[Collected data entries]
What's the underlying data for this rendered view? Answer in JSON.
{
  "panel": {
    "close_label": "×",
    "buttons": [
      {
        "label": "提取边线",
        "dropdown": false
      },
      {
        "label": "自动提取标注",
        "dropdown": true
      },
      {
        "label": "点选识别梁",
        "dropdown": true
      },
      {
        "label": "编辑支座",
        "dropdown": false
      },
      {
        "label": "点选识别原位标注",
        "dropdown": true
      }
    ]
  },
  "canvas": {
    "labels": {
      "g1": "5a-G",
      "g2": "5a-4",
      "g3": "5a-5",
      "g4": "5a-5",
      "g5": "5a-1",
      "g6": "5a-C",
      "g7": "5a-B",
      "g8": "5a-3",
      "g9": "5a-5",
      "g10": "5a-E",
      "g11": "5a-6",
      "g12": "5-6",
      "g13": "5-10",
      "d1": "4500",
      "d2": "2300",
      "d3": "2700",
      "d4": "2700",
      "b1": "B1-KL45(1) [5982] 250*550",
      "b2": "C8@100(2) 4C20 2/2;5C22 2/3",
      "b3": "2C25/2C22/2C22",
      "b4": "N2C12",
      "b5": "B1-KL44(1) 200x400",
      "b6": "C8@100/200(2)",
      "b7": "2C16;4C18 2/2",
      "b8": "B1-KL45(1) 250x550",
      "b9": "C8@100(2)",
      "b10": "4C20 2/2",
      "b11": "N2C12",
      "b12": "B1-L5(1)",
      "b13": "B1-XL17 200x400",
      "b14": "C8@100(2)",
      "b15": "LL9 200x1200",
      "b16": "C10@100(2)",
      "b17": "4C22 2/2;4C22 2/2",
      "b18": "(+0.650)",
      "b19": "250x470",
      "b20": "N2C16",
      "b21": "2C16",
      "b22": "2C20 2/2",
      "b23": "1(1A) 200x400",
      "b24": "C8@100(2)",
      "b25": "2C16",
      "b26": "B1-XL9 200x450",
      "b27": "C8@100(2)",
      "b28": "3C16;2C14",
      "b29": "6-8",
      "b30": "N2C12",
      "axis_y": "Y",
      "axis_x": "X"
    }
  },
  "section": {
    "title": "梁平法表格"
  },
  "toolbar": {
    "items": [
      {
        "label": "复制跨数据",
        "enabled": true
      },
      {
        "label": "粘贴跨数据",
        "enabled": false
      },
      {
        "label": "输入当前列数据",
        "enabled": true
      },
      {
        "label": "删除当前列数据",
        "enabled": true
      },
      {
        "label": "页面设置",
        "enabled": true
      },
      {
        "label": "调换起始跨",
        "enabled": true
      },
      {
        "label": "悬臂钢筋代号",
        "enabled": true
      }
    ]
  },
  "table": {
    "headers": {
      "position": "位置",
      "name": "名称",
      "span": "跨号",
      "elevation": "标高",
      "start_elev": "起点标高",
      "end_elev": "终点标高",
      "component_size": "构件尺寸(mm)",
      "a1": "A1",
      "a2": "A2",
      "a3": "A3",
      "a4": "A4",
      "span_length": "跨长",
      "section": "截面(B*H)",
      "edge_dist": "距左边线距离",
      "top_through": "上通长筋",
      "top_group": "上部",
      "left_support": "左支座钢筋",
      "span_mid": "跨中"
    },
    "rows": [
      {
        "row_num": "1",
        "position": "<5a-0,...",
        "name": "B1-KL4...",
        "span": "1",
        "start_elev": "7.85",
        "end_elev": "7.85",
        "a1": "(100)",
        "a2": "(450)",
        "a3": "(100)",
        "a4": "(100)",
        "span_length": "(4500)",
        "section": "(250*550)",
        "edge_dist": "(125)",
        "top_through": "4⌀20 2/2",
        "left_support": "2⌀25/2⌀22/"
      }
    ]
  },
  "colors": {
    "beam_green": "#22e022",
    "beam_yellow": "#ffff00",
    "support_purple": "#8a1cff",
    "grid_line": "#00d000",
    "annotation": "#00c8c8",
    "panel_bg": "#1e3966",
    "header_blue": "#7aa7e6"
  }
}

▶ [Challenge] Write out the full set of records exactly as given.

▶ [Solved problem]
What's the underlying data for this rendered view? Answer in JSON.
{
  "panel": {
    "close_label": "×",
    "buttons": [
      {
        "label": "提取边线",
        "dropdown": false
      },
      {
        "label": "自动提取标注",
        "dropdown": true
      },
      {
        "label": "点选识别梁",
        "dropdown": true
      },
      {
        "label": "编辑支座",
        "dropdown": false
      },
      {
        "label": "点选识别原位标注",
        "dropdown": true
      }
    ]
  },
  "canvas": {
    "labels": {
      "g1": "5a-G",
      "g2": "5a-4",
      "g3": "5a-5",
      "g4": "5a-5",
      "g5": "5a-1",
      "g6": "5a-C",
      "g7": "5a-B",
      "g8": "5a-3",
      "g9": "5a-5",
      "g10": "5a-E",
      "g11": "5a-6",
      "g12": "5-6",
      "g13": "5-10",
      "d1": "4500",
      "d2": "2300",
      "d3": "2700",
      "d4": "2700",
      "b1": "B1-KL45(1) [5982] 250*550",
      "b2": "C8@100(2) 4C20 2/2;5C22 2/3",
      "b3": "2C25/2C22/2C22",
      "b4": "N2C12",
      "b5": "B1-KL44(1) 200x400",
      "b6": "C8@100/200(2)",
      "b7": "2C16;4C18 2/2",
      "b8": "B1-KL45(1) 250x550",
      "b9": "C8@100(2)",
      "b10": "4C20 2/2",
      "b11": "N2C12",
      "b12": "B1-L5(1)",
      "b13": "B1-XL17 200x400",
      "b14": "C8@100(2)",
      "b15": "LL9 200x1200",
      "b16": "C10@100(2)",
      "b17": "4C22 2/2;4C22 2/2",
      "b18": "(+0.650)",
      "b19": "250x470",
      "b20": "N2C16",
      "b21": "2C16",
      "b22": "2C20 2/2",
      "b23": "1(1A) 200x400",
      "b24": "C8@100(2)",
      "b25": "2C16",
      "b26": "B1-XL9 200x450",
      "b27": "C8@100(2)",
      "b28": "3C16;2C14",
      "b29": "6-8",
      "b30": "N2C12",
      "axis_y": "Y",
      "axis_x": "X"
    }
  },
  "section": {
    "title": "梁平法表格"
  },
  "toolbar": {
    "items": [
      {
        "label": "复制跨数据",
        "enabled": true
      },
      {
        "label": "粘贴跨数据",
        "enabled": false
      },
      {
        "label": "输入当前列数据",
        "enabled": true
      },
      {
        "label": "删除当前列数据",
        "enabled": true
      },
      {
        "label": "页面设置",
        "enabled": true
      },
      {
        "label": "调换起始跨",
        "enabled": true
      },
      {
        "label": "悬臂钢筋代号",
        "enabled": true
      }
    ]
  },
  "table": {
    "headers": {
      "position": "位置",
      "name": "名称",
      "span": "跨号",
      "elevation": "标高",
      "start_elev": "起点标高",
      "end_elev": "终点标高",
      "component_size": "构件尺寸(mm)",
      "a1": "A1",
      "a2": "A2",
      "a3": "A3",
      "a4": "A4",
      "span_length": "跨长",
      "section": "截面(B*H)",
      "edge_dist": "距左边线距离",
      "top_through": "上通长筋",
      "top_group": "上部",
      "left_support": "左支座钢筋",
      "span_mid": "跨中"
    },
    "rows": [
      {
        "row_num": "1",
        "position": "<5a-0,...",
        "name": "B1-KL4...",
        "span": "1",
        "start_elev": "7.85",
        "end_elev": "7.85",
        "a1": "(100)",
        "a2": "(450)",
        "a3": "(100)",
        "a4": "(100)",
        "span_length": "(4500)",
        "section": "(250*550)",
        "edge_dist": "(125)",
        "top_through": "4⌀20 2/2",
        "left_support": "2⌀25/2⌀22/"
      }
    ]
  },
  "colors": {
    "beam_green": "#22e022",
    "beam_yellow": "#ffff00",
    "support_purple": "#8a1cff",
    "grid_line": "#00d000",
    "annotation": "#00c8c8",
    "panel_bg": "#1e3966",
    "header_blue": "#7aa7e6"
  }
}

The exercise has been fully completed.